> Task to carry out
Check each line of the listing for the string "若激励对象不能胜任岗位要求", then state how many lines have it. Only the number is wanted.
** START OF Material provided **
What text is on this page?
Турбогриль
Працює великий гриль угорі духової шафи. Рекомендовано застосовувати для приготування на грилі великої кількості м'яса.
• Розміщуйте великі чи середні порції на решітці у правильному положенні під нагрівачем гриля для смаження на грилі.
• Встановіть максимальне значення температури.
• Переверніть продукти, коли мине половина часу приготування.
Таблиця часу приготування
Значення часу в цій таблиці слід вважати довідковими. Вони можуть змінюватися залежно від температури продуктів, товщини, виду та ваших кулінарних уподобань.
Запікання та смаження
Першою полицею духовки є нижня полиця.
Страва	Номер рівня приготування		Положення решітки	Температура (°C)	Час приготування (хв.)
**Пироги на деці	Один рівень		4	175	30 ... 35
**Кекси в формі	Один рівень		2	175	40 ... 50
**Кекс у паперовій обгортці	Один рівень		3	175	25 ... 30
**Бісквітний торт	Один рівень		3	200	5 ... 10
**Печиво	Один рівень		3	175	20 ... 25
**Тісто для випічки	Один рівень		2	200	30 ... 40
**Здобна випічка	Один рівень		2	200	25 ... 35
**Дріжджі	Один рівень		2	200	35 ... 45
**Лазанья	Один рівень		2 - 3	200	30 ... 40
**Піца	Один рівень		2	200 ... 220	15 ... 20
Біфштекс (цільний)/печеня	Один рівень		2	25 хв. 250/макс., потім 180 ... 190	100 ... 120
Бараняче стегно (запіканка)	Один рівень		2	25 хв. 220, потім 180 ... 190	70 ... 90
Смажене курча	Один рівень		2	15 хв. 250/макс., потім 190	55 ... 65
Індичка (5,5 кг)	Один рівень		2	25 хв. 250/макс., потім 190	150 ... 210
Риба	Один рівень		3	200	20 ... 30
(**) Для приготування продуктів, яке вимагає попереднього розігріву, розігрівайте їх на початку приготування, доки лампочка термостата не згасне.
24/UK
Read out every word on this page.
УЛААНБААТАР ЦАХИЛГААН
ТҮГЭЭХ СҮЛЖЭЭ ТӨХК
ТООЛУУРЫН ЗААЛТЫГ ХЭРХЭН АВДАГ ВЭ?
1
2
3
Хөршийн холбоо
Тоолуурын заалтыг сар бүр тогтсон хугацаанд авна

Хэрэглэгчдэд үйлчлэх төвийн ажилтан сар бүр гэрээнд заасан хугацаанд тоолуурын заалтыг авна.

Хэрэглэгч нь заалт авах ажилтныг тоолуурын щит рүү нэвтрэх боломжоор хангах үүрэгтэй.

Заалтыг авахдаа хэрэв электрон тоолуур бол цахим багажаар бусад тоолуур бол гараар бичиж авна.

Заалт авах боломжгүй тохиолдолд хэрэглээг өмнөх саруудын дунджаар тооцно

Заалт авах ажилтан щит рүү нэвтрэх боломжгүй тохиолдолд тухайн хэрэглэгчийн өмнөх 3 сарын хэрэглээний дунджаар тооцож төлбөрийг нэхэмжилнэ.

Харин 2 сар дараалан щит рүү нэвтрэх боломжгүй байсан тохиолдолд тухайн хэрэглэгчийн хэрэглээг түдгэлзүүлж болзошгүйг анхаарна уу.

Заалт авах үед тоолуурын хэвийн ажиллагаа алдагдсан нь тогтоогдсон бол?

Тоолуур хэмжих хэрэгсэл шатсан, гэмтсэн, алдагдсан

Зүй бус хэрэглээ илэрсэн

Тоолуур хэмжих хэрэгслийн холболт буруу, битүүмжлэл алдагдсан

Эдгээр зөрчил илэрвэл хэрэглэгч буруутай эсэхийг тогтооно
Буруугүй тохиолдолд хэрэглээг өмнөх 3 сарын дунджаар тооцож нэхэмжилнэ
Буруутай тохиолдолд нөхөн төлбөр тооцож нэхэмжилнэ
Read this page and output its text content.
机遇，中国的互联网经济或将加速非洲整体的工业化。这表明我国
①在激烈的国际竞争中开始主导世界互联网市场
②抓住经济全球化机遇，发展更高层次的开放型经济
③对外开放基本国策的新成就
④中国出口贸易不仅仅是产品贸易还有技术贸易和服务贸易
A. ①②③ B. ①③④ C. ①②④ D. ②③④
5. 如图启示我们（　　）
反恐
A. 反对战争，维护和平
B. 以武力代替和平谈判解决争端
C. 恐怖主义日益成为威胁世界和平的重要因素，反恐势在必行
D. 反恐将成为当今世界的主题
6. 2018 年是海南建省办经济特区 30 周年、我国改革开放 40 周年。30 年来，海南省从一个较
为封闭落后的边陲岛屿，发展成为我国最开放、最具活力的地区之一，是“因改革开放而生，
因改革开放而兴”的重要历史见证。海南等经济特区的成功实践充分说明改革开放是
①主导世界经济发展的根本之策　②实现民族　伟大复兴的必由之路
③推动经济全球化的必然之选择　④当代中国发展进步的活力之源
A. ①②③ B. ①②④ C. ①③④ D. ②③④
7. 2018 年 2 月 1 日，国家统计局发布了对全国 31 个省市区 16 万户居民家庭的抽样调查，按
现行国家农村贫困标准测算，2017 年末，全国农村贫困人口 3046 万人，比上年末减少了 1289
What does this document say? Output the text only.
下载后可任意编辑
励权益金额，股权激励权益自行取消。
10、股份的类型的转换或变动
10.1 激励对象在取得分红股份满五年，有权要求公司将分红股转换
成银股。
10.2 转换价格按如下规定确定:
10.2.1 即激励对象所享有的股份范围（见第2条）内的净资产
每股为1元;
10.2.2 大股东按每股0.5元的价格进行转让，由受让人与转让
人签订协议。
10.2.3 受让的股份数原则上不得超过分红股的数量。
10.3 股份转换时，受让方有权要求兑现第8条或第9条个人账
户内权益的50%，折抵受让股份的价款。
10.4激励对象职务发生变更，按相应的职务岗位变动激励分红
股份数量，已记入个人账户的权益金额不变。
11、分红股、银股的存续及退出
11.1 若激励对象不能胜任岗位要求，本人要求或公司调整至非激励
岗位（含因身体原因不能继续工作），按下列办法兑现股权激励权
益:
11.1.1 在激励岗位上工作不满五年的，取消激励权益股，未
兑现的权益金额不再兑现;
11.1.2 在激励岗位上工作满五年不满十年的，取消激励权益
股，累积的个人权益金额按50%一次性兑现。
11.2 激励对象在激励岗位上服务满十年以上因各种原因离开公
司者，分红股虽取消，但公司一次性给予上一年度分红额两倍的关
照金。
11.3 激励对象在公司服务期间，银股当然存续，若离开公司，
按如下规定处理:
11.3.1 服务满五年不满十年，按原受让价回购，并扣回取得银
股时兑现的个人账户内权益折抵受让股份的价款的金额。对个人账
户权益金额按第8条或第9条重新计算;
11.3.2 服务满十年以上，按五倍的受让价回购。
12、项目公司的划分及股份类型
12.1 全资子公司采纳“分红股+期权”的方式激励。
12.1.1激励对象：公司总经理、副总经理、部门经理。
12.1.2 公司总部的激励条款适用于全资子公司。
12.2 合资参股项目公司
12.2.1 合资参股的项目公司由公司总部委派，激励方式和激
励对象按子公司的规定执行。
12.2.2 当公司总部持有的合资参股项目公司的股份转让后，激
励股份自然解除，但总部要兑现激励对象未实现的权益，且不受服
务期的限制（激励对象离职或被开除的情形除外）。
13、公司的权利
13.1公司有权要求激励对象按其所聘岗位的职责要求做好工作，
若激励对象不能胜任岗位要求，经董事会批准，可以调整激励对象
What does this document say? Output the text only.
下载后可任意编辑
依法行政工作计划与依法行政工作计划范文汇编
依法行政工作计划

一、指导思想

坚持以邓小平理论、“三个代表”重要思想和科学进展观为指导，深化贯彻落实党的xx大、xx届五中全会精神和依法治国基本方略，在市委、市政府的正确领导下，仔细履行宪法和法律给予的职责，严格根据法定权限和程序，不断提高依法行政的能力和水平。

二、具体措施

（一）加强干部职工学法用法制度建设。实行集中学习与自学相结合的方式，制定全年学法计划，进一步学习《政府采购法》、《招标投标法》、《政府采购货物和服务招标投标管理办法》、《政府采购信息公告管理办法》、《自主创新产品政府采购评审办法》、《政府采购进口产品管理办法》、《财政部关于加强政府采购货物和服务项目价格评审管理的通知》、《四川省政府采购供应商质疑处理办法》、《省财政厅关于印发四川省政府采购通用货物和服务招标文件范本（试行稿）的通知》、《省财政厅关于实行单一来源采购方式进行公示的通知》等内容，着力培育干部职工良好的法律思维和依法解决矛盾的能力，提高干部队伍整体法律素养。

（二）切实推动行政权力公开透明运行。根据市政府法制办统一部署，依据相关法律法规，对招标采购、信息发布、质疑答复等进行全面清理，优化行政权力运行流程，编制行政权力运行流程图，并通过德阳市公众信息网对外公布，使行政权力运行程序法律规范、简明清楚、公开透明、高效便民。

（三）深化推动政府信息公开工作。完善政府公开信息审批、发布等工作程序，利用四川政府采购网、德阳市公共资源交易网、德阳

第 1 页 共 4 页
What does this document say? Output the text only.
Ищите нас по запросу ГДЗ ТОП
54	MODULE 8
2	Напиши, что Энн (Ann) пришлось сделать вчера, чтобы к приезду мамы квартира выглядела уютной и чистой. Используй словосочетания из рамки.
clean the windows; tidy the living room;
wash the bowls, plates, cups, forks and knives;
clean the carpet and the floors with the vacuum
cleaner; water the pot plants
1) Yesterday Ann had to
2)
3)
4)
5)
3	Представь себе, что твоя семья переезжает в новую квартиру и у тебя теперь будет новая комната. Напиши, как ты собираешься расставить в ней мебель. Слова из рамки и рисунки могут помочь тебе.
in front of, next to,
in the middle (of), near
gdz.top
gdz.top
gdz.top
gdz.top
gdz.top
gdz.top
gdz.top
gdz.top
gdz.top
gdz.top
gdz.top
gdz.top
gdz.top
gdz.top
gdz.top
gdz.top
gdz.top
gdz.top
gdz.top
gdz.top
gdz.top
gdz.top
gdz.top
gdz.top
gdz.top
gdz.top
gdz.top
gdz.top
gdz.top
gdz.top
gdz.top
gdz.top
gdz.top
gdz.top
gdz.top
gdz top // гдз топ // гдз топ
** END OF Material provided **
> Finished answer
2